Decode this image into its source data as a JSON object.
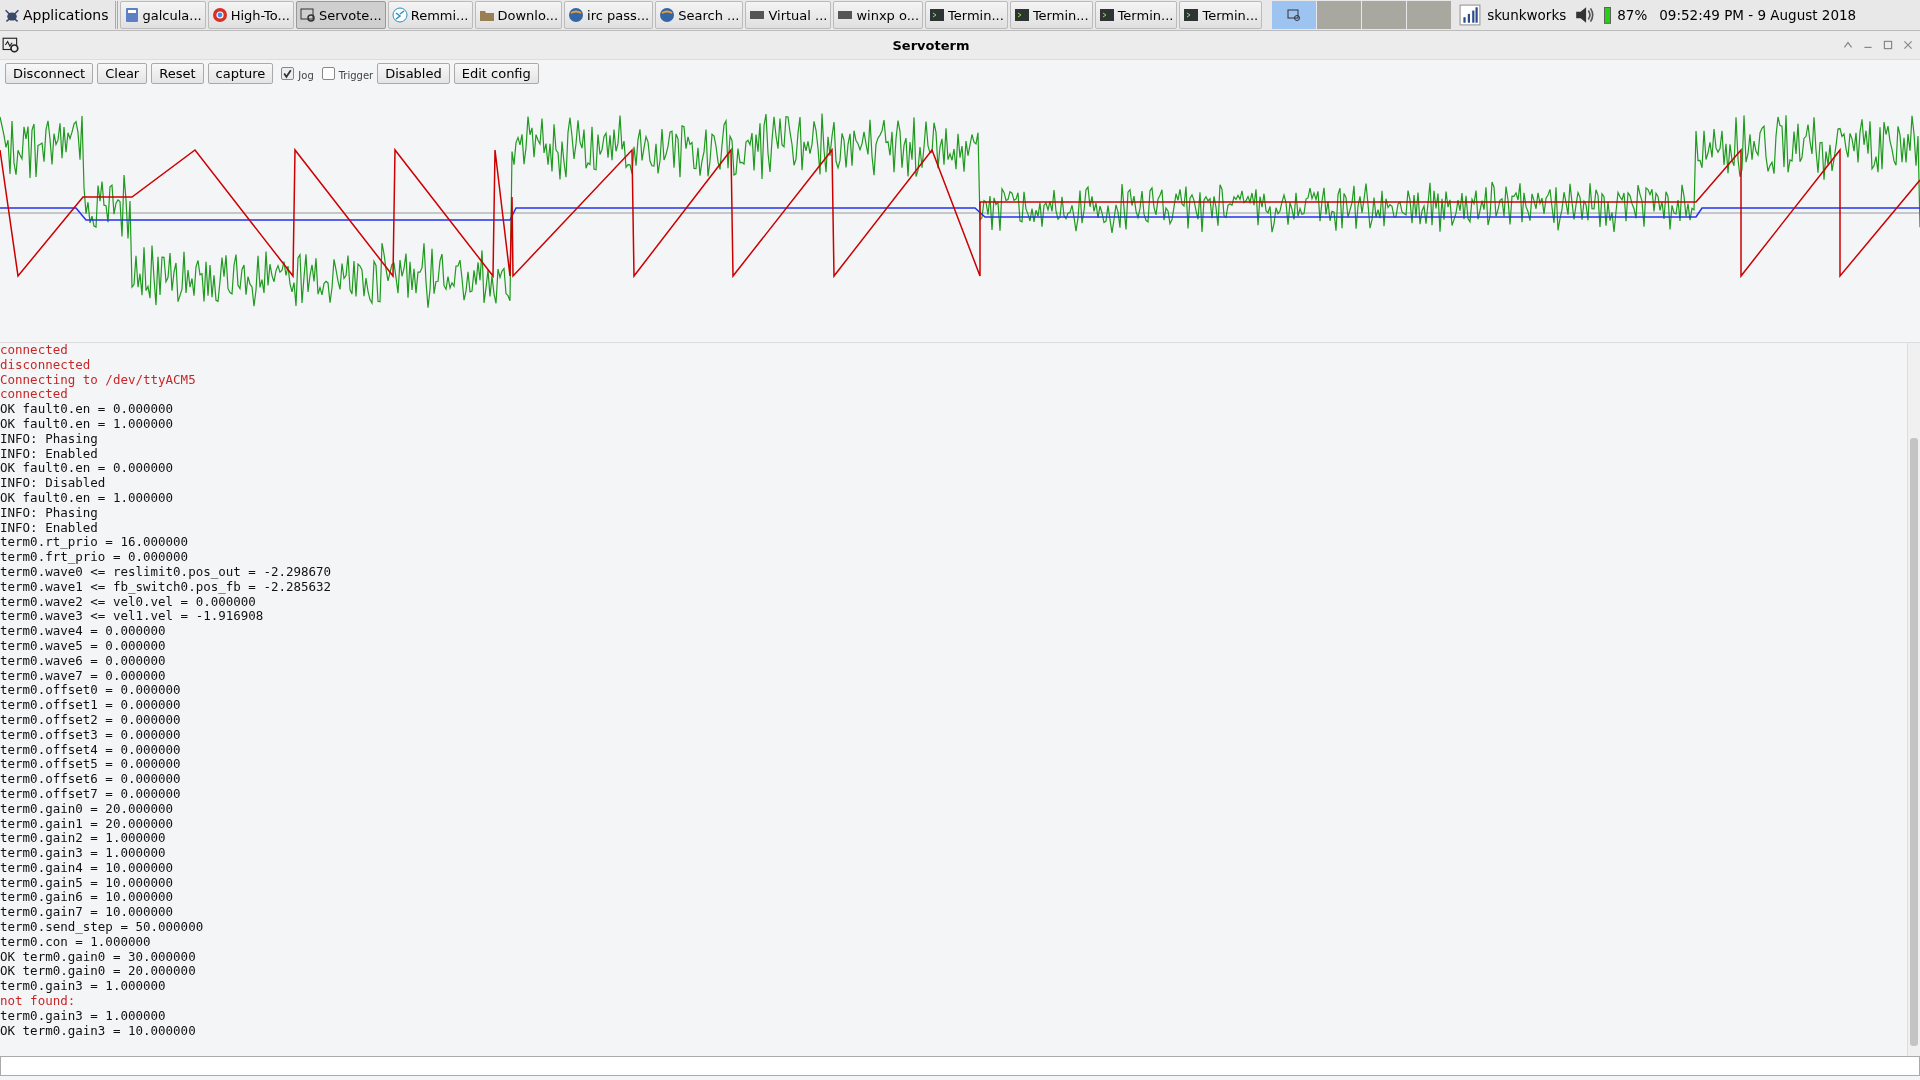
{
  "taskbar": {
    "menu_label": "Applications",
    "tasks": [
      {
        "label": "galcula...",
        "kind": "calculator",
        "selected": false
      },
      {
        "label": "High-To...",
        "kind": "browser",
        "selected": false
      },
      {
        "label": "Servote...",
        "kind": "scope",
        "selected": true
      },
      {
        "label": "Remmi...",
        "kind": "remote",
        "selected": false
      },
      {
        "label": "Downlo...",
        "kind": "folder",
        "selected": false
      },
      {
        "label": "irc pass...",
        "kind": "globe",
        "selected": false
      },
      {
        "label": "Search ...",
        "kind": "globe",
        "selected": false
      },
      {
        "label": "Virtual ...",
        "kind": "vm",
        "selected": false
      },
      {
        "label": "winxp o...",
        "kind": "vm",
        "selected": false
      },
      {
        "label": "Termin...",
        "kind": "terminal",
        "selected": false
      },
      {
        "label": "Termin...",
        "kind": "terminal",
        "selected": false
      },
      {
        "label": "Termin...",
        "kind": "terminal",
        "selected": false
      },
      {
        "label": "Termin...",
        "kind": "terminal",
        "selected": false
      }
    ],
    "workspaces": [
      {
        "selected": true
      },
      {
        "selected": false
      },
      {
        "selected": false
      },
      {
        "selected": false
      }
    ],
    "hostname": "skunkworks",
    "battery": "87%",
    "clock": "09:52:49 PM - 9 August 2018"
  },
  "window": {
    "title": "Servoterm"
  },
  "toolbar": [
    {
      "kind": "button",
      "label": "Disconnect"
    },
    {
      "kind": "button",
      "label": "Clear"
    },
    {
      "kind": "button",
      "label": "Reset"
    },
    {
      "kind": "button",
      "label": "capture"
    },
    {
      "kind": "checkbox",
      "label": "Jog",
      "checked": true
    },
    {
      "kind": "checkbox",
      "label": "Trigger",
      "checked": false
    },
    {
      "kind": "button",
      "label": "Disabled"
    },
    {
      "kind": "button",
      "label": "Edit config"
    }
  ],
  "log": [
    {
      "kind": "error",
      "text": "connected"
    },
    {
      "kind": "error",
      "text": "disconnected"
    },
    {
      "kind": "error",
      "text": "Connecting to /dev/ttyACM5"
    },
    {
      "kind": "error",
      "text": "connected"
    },
    {
      "kind": "normal",
      "text": "OK fault0.en = 0.000000"
    },
    {
      "kind": "normal",
      "text": "OK fault0.en = 1.000000"
    },
    {
      "kind": "normal",
      "text": "INFO: Phasing"
    },
    {
      "kind": "normal",
      "text": "INFO: Enabled"
    },
    {
      "kind": "normal",
      "text": "OK fault0.en = 0.000000"
    },
    {
      "kind": "normal",
      "text": "INFO: Disabled"
    },
    {
      "kind": "normal",
      "text": "OK fault0.en = 1.000000"
    },
    {
      "kind": "normal",
      "text": "INFO: Phasing"
    },
    {
      "kind": "normal",
      "text": "INFO: Enabled"
    },
    {
      "kind": "normal",
      "text": "term0.rt_prio = 16.000000"
    },
    {
      "kind": "normal",
      "text": "term0.frt_prio = 0.000000"
    },
    {
      "kind": "normal",
      "text": "term0.wave0 <= reslimit0.pos_out = -2.298670"
    },
    {
      "kind": "normal",
      "text": "term0.wave1 <= fb_switch0.pos_fb = -2.285632"
    },
    {
      "kind": "normal",
      "text": "term0.wave2 <= vel0.vel = 0.000000"
    },
    {
      "kind": "normal",
      "text": "term0.wave3 <= vel1.vel = -1.916908"
    },
    {
      "kind": "normal",
      "text": "term0.wave4 = 0.000000"
    },
    {
      "kind": "normal",
      "text": "term0.wave5 = 0.000000"
    },
    {
      "kind": "normal",
      "text": "term0.wave6 = 0.000000"
    },
    {
      "kind": "normal",
      "text": "term0.wave7 = 0.000000"
    },
    {
      "kind": "normal",
      "text": "term0.offset0 = 0.000000"
    },
    {
      "kind": "normal",
      "text": "term0.offset1 = 0.000000"
    },
    {
      "kind": "normal",
      "text": "term0.offset2 = 0.000000"
    },
    {
      "kind": "normal",
      "text": "term0.offset3 = 0.000000"
    },
    {
      "kind": "normal",
      "text": "term0.offset4 = 0.000000"
    },
    {
      "kind": "normal",
      "text": "term0.offset5 = 0.000000"
    },
    {
      "kind": "normal",
      "text": "term0.offset6 = 0.000000"
    },
    {
      "kind": "normal",
      "text": "term0.offset7 = 0.000000"
    },
    {
      "kind": "normal",
      "text": "term0.gain0 = 20.000000"
    },
    {
      "kind": "normal",
      "text": "term0.gain1 = 20.000000"
    },
    {
      "kind": "normal",
      "text": "term0.gain2 = 1.000000"
    },
    {
      "kind": "normal",
      "text": "term0.gain3 = 1.000000"
    },
    {
      "kind": "normal",
      "text": "term0.gain4 = 10.000000"
    },
    {
      "kind": "normal",
      "text": "term0.gain5 = 10.000000"
    },
    {
      "kind": "normal",
      "text": "term0.gain6 = 10.000000"
    },
    {
      "kind": "normal",
      "text": "term0.gain7 = 10.000000"
    },
    {
      "kind": "normal",
      "text": "term0.send_step = 50.000000"
    },
    {
      "kind": "normal",
      "text": "term0.con = 1.000000"
    },
    {
      "kind": "normal",
      "text": "OK term0.gain0 = 30.000000"
    },
    {
      "kind": "normal",
      "text": "OK term0.gain0 = 20.000000"
    },
    {
      "kind": "normal",
      "text": "term0.gain3 = 1.000000"
    },
    {
      "kind": "error",
      "text": "not found:"
    },
    {
      "kind": "normal",
      "text": "term0.gain3 = 1.000000"
    },
    {
      "kind": "normal",
      "text": "OK term0.gain3 = 10.000000"
    }
  ]
}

[Goal] Restate each of the entries above word for word and skip every image.

[Task output]
Decode this image into its source data as a JSON object.
{
  "taskbar": {
    "menu_label": "Applications",
    "tasks": [
      {
        "label": "galcula...",
        "kind": "calculator",
        "selected": false
      },
      {
        "label": "High-To...",
        "kind": "browser",
        "selected": false
      },
      {
        "label": "Servote...",
        "kind": "scope",
        "selected": true
      },
      {
        "label": "Remmi...",
        "kind": "remote",
        "selected": false
      },
      {
        "label": "Downlo...",
        "kind": "folder",
        "selected": false
      },
      {
        "label": "irc pass...",
        "kind": "globe",
        "selected": false
      },
      {
        "label": "Search ...",
        "kind": "globe",
        "selected": false
      },
      {
        "label": "Virtual ...",
        "kind": "vm",
        "selected": false
      },
      {
        "label": "winxp o...",
        "kind": "vm",
        "selected": false
      },
      {
        "label": "Termin...",
        "kind": "terminal",
        "selected": false
      },
      {
        "label": "Termin...",
        "kind": "terminal",
        "selected": false
      },
      {
        "label": "Termin...",
        "kind": "terminal",
        "selected": false
      },
      {
        "label": "Termin...",
        "kind": "terminal",
        "selected": false
      }
    ],
    "workspaces": [
      {
        "selected": true
      },
      {
        "selected": false
      },
      {
        "selected": false
      },
      {
        "selected": false
      }
    ],
    "hostname": "skunkworks",
    "battery": "87%",
    "clock": "09:52:49 PM - 9 August 2018"
  },
  "window": {
    "title": "Servoterm"
  },
  "toolbar": [
    {
      "kind": "button",
      "label": "Disconnect"
    },
    {
      "kind": "button",
      "label": "Clear"
    },
    {
      "kind": "button",
      "label": "Reset"
    },
    {
      "kind": "button",
      "label": "capture"
    },
    {
      "kind": "checkbox",
      "label": "Jog",
      "checked": true
    },
    {
      "kind": "checkbox",
      "label": "Trigger",
      "checked": false
    },
    {
      "kind": "button",
      "label": "Disabled"
    },
    {
      "kind": "button",
      "label": "Edit config"
    }
  ],
  "log": [
    {
      "kind": "error",
      "text": "connected"
    },
    {
      "kind": "error",
      "text": "disconnected"
    },
    {
      "kind": "error",
      "text": "Connecting to /dev/ttyACM5"
    },
    {
      "kind": "error",
      "text": "connected"
    },
    {
      "kind": "normal",
      "text": "OK fault0.en = 0.000000"
    },
    {
      "kind": "normal",
      "text": "OK fault0.en = 1.000000"
    },
    {
      "kind": "normal",
      "text": "INFO: Phasing"
    },
    {
      "kind": "normal",
      "text": "INFO: Enabled"
    },
    {
      "kind": "normal",
      "text": "OK fault0.en = 0.000000"
    },
    {
      "kind": "normal",
      "text": "INFO: Disabled"
    },
    {
      "kind": "normal",
      "text": "OK fault0.en = 1.000000"
    },
    {
      "kind": "normal",
      "text": "INFO: Phasing"
    },
    {
      "kind": "normal",
      "text": "INFO: Enabled"
    },
    {
      "kind": "normal",
      "text": "term0.rt_prio = 16.000000"
    },
    {
      "kind": "normal",
      "text": "term0.frt_prio = 0.000000"
    },
    {
      "kind": "normal",
      "text": "term0.wave0 <= reslimit0.pos_out = -2.298670"
    },
    {
      "kind": "normal",
      "text": "term0.wave1 <= fb_switch0.pos_fb = -2.285632"
    },
    {
      "kind": "normal",
      "text": "term0.wave2 <= vel0.vel = 0.000000"
    },
    {
      "kind": "normal",
      "text": "term0.wave3 <= vel1.vel = -1.916908"
    },
    {
      "kind": "normal",
      "text": "term0.wave4 = 0.000000"
    },
    {
      "kind": "normal",
      "text": "term0.wave5 = 0.000000"
    },
    {
      "kind": "normal",
      "text": "term0.wave6 = 0.000000"
    },
    {
      "kind": "normal",
      "text": "term0.wave7 = 0.000000"
    },
    {
      "kind": "normal",
      "text": "term0.offset0 = 0.000000"
    },
    {
      "kind": "normal",
      "text": "term0.offset1 = 0.000000"
    },
    {
      "kind": "normal",
      "text": "term0.offset2 = 0.000000"
    },
    {
      "kind": "normal",
      "text": "term0.offset3 = 0.000000"
    },
    {
      "kind": "normal",
      "text": "term0.offset4 = 0.000000"
    },
    {
      "kind": "normal",
      "text": "term0.offset5 = 0.000000"
    },
    {
      "kind": "normal",
      "text": "term0.offset6 = 0.000000"
    },
    {
      "kind": "normal",
      "text": "term0.offset7 = 0.000000"
    },
    {
      "kind": "normal",
      "text": "term0.gain0 = 20.000000"
    },
    {
      "kind": "normal",
      "text": "term0.gain1 = 20.000000"
    },
    {
      "kind": "normal",
      "text": "term0.gain2 = 1.000000"
    },
    {
      "kind": "normal",
      "text": "term0.gain3 = 1.000000"
    },
    {
      "kind": "normal",
      "text": "term0.gain4 = 10.000000"
    },
    {
      "kind": "normal",
      "text": "term0.gain5 = 10.000000"
    },
    {
      "kind": "normal",
      "text": "term0.gain6 = 10.000000"
    },
    {
      "kind": "normal",
      "text": "term0.gain7 = 10.000000"
    },
    {
      "kind": "normal",
      "text": "term0.send_step = 50.000000"
    },
    {
      "kind": "normal",
      "text": "term0.con = 1.000000"
    },
    {
      "kind": "normal",
      "text": "OK term0.gain0 = 30.000000"
    },
    {
      "kind": "normal",
      "text": "OK term0.gain0 = 20.000000"
    },
    {
      "kind": "normal",
      "text": "term0.gain3 = 1.000000"
    },
    {
      "kind": "error",
      "text": "not found:"
    },
    {
      "kind": "normal",
      "text": "term0.gain3 = 1.000000"
    },
    {
      "kind": "normal",
      "text": "OK term0.gain3 = 10.000000"
    }
  ]
}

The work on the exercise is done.